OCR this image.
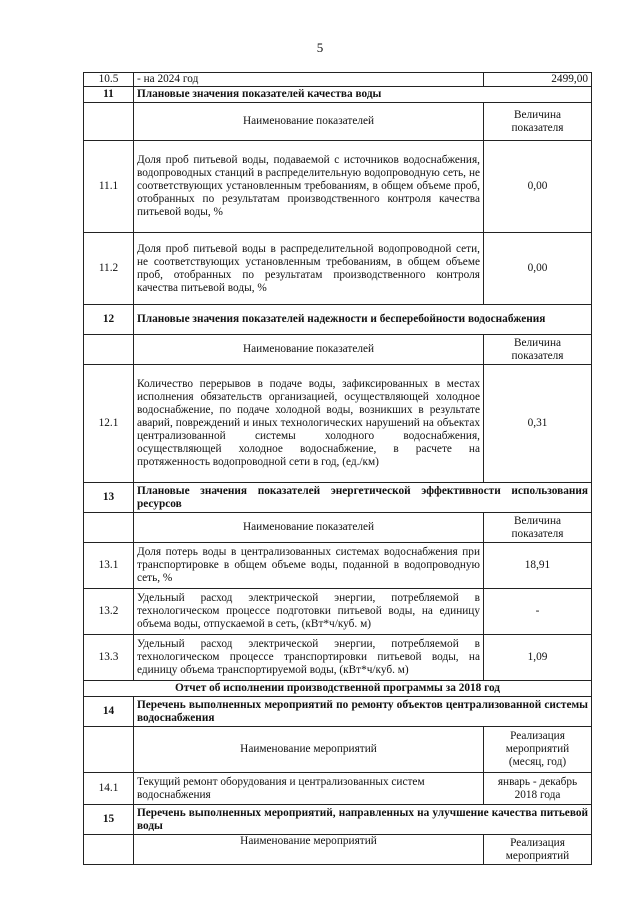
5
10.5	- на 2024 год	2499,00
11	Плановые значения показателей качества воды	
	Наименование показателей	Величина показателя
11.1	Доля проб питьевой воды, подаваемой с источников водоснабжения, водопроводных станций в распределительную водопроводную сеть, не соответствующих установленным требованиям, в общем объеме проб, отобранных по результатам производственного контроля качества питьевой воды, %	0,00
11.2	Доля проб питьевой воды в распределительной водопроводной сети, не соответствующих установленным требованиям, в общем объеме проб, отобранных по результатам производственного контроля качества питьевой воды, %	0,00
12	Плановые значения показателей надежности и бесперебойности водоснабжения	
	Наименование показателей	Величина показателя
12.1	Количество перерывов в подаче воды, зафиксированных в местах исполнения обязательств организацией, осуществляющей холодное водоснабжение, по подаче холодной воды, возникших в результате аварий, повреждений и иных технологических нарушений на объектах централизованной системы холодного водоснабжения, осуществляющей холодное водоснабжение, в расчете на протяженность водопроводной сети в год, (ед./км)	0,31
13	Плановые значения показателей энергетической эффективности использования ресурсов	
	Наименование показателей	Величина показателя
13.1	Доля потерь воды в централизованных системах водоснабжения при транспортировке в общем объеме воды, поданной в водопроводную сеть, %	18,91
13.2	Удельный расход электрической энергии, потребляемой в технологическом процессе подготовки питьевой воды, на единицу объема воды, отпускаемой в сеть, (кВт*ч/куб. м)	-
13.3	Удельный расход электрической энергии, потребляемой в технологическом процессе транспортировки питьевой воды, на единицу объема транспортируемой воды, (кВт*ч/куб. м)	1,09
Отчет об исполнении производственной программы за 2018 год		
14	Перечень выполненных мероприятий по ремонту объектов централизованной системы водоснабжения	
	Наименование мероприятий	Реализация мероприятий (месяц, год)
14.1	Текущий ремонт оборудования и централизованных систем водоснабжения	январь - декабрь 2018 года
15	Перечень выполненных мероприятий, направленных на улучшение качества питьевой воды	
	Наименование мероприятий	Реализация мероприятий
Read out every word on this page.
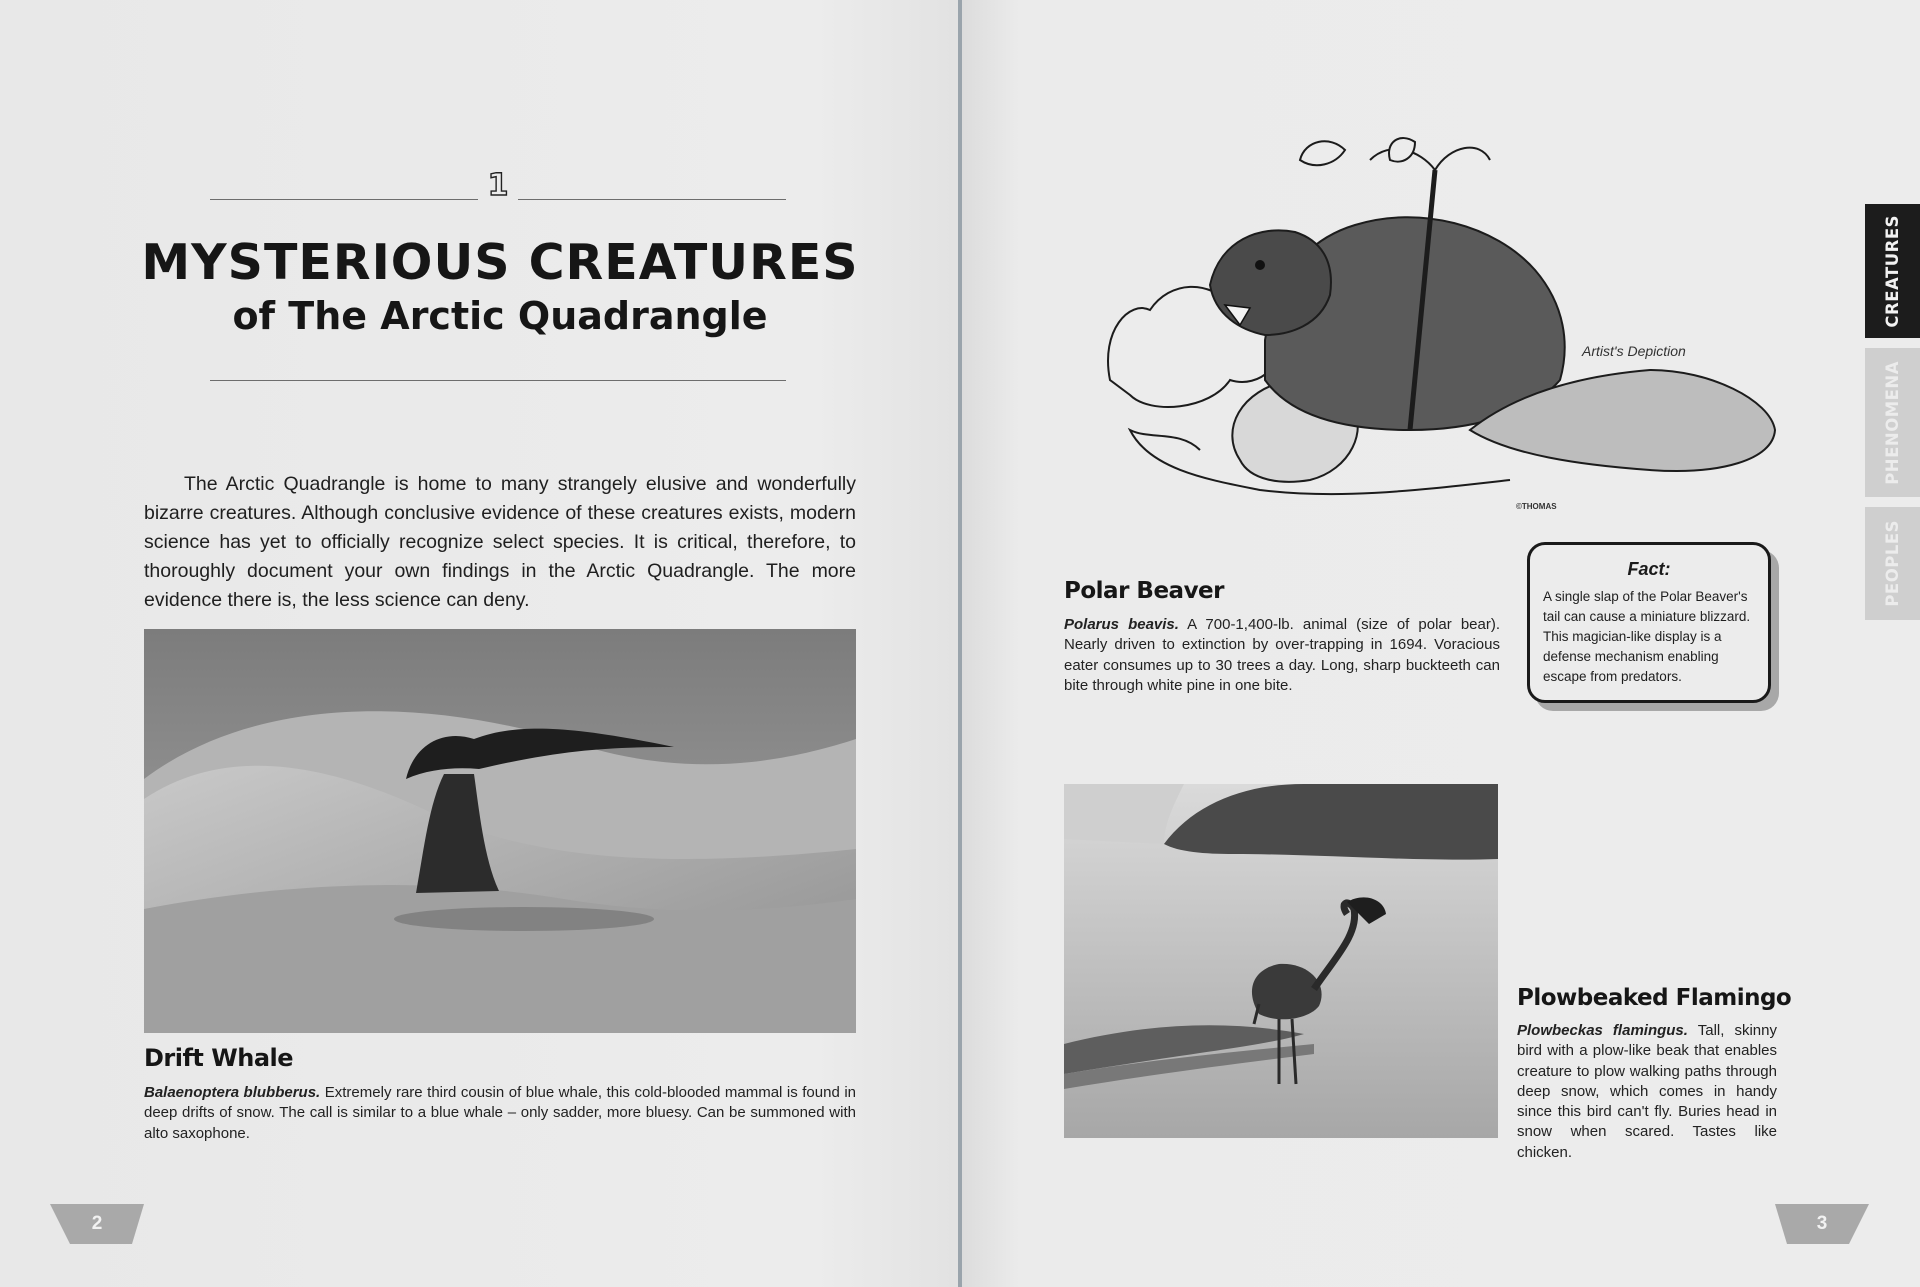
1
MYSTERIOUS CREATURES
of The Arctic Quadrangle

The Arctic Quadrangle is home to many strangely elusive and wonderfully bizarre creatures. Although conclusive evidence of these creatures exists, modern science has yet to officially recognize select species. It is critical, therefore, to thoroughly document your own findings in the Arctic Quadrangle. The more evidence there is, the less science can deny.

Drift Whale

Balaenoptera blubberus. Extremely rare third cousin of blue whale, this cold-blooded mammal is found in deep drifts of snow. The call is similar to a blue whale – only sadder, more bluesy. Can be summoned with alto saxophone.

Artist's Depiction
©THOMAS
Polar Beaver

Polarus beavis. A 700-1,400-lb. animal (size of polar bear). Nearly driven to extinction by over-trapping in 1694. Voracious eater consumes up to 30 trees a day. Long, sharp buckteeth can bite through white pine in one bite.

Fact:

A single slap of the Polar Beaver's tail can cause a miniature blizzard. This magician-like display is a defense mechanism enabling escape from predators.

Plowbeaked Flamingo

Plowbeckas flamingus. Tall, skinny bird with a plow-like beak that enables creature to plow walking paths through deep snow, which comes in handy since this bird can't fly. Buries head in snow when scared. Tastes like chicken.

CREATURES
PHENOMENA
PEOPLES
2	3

——

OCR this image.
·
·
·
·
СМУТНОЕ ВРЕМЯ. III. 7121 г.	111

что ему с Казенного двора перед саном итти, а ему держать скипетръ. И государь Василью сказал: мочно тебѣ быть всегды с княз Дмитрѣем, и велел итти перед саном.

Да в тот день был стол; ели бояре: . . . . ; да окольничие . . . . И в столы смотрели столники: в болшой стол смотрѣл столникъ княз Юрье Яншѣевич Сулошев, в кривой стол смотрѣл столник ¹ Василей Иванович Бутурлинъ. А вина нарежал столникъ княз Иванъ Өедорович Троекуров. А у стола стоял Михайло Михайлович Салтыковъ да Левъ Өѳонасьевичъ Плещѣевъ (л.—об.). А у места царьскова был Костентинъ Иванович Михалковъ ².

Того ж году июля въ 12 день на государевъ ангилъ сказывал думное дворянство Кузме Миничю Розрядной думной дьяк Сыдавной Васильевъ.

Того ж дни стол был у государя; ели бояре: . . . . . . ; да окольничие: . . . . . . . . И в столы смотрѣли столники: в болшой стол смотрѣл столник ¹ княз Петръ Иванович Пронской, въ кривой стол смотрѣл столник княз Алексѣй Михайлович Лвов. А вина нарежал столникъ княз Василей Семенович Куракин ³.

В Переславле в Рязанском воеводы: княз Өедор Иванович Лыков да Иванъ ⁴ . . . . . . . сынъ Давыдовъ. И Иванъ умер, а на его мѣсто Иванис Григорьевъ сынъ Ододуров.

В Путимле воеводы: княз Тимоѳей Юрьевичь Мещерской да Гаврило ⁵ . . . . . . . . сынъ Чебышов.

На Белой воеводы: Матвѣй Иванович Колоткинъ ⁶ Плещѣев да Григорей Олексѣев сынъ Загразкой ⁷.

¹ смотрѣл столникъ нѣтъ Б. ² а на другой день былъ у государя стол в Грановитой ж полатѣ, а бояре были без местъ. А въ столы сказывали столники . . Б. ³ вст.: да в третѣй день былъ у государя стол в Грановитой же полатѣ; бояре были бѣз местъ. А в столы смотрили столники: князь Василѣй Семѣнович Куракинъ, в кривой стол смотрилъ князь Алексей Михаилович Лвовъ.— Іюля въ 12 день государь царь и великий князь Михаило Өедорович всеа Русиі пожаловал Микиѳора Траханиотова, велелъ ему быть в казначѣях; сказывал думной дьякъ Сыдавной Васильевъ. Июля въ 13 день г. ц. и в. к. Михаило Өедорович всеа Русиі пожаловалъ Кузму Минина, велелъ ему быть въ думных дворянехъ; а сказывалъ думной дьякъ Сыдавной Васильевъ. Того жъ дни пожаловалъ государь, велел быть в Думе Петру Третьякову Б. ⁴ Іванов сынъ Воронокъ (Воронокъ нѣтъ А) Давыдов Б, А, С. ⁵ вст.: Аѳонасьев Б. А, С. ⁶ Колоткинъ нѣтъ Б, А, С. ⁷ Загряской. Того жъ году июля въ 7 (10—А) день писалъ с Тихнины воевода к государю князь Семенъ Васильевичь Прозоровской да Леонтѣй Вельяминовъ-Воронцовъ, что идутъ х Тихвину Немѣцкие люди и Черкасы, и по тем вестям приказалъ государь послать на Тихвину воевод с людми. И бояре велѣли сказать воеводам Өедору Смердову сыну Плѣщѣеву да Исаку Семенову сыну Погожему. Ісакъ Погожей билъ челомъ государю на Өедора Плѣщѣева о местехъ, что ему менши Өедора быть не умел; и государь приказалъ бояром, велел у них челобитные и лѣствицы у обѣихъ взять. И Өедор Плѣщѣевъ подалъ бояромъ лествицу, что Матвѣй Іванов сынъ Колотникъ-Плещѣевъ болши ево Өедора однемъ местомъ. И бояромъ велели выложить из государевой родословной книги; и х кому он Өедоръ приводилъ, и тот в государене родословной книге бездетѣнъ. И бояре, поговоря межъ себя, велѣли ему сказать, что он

——

*Exercise*: Look for the word "сети" and return every line where it occurs.

*Exercise output*:
11.2	Доля проб питьевой воды в распределительной водопроводной сети, не соответствующих установленным требованиям, в общем объеме проб, отобранных по результатам производственного контроля качества питьевой воды, %	0,00
12.1	Количество перерывов в подаче воды, зафиксированных в местах исполнения обязательств организацией, осуществляющей холодное водоснабжение, по подаче холодной воды, возникших в результате аварий, повреждений и иных технологических нарушений на объектах централизованной системы холодного водоснабжения, осуществляющей холодное водоснабжение, в расчете на протяженность водопроводной сети в год, (ед./км)	0,31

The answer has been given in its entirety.